**WHAT YOU WILL DO**
Every line that holds "реконструкция" should be shown.

**TASK INPUTS**
══════════

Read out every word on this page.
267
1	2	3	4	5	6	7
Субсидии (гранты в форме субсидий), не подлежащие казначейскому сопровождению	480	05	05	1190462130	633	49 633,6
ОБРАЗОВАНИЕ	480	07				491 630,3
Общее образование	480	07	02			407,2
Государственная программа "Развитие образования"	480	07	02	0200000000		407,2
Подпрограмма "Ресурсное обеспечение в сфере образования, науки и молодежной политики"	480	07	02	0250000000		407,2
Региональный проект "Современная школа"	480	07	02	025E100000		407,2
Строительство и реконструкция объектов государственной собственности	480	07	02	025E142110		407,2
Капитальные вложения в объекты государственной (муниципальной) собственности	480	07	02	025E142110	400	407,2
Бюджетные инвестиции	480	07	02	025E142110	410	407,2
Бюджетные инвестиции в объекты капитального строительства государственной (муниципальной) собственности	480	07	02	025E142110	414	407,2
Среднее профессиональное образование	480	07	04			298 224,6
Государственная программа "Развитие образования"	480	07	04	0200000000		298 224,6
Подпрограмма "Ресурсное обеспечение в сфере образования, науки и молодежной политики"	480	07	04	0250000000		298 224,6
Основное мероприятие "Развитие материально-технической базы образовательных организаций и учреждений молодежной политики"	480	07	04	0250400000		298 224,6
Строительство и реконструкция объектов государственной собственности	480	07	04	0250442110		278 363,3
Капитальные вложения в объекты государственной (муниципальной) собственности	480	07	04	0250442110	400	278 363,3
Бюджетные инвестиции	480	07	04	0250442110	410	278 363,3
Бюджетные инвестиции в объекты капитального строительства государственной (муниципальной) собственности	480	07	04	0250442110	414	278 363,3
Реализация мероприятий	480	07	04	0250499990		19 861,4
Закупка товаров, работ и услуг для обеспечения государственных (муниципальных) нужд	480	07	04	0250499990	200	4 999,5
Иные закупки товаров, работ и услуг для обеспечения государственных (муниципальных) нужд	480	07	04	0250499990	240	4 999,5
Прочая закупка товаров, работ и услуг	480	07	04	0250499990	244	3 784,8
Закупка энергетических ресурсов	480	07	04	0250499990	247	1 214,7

══════════

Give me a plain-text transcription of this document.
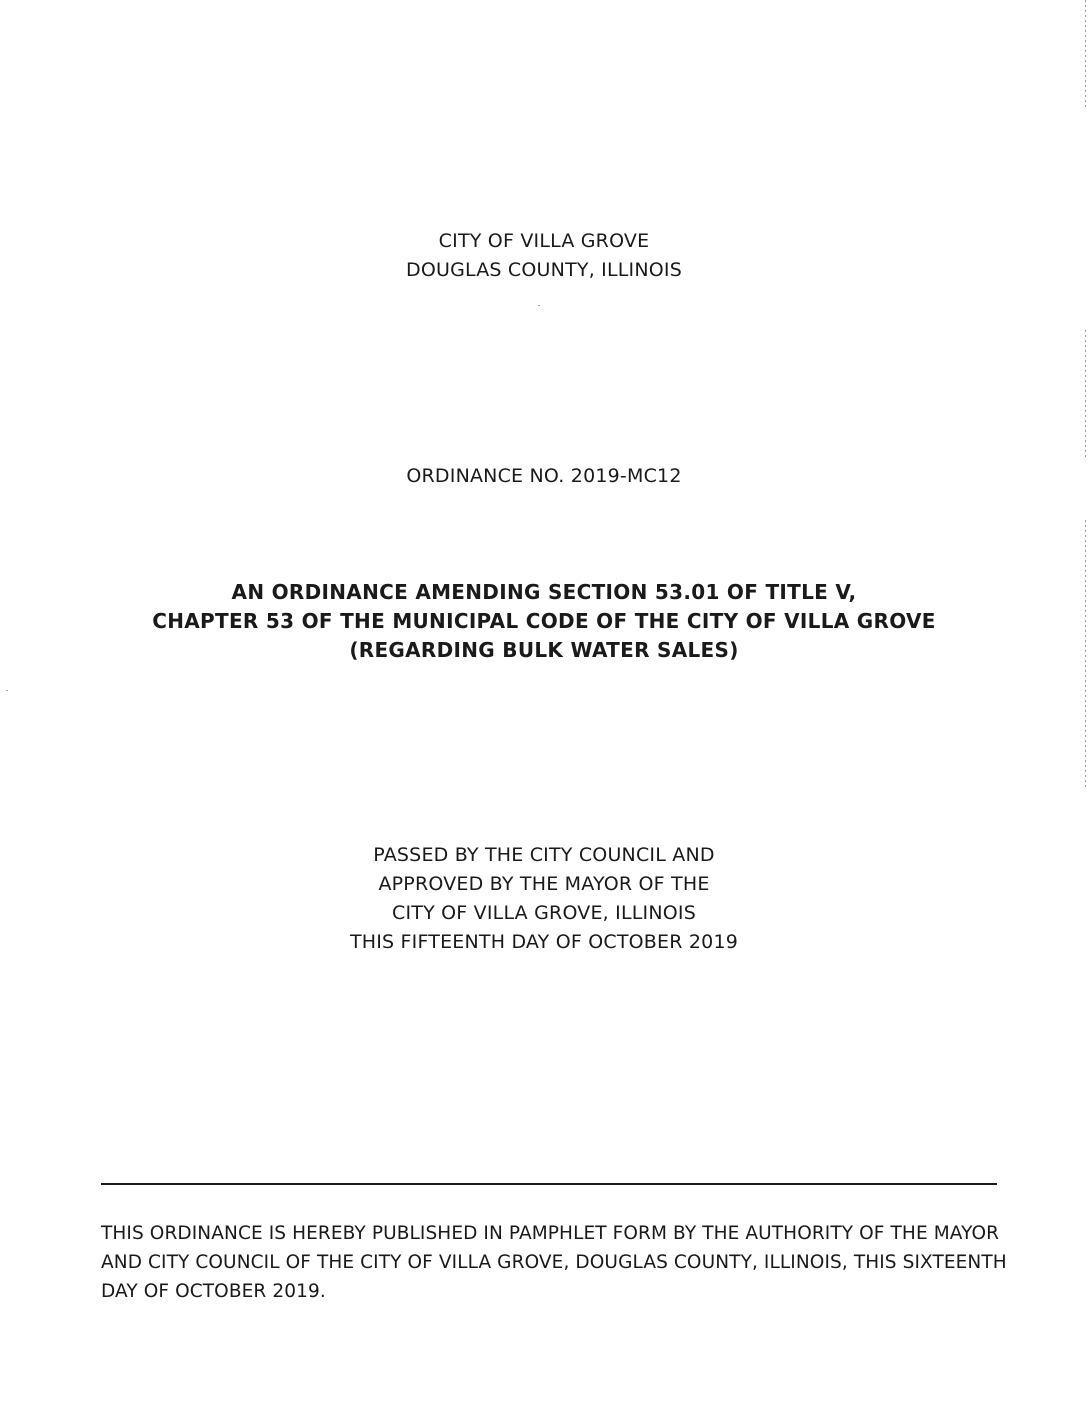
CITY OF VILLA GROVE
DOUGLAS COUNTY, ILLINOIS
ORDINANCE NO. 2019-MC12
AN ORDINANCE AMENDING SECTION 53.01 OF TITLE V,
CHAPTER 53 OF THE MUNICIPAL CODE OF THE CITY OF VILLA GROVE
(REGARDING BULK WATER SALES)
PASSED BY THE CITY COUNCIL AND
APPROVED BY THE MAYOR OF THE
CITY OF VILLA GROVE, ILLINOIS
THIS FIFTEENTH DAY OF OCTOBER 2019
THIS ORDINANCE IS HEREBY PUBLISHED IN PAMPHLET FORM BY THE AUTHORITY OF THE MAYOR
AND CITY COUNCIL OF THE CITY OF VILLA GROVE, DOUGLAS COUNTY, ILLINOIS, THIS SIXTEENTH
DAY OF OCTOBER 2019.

══════════

**RESPONSE TO THIS TASK**
Строительство и реконструкция объектов государственной собственности	480	07	02	025E142110		407,2
Строительство и реконструкция объектов государственной собственности	480	07	04	0250442110		278 363,3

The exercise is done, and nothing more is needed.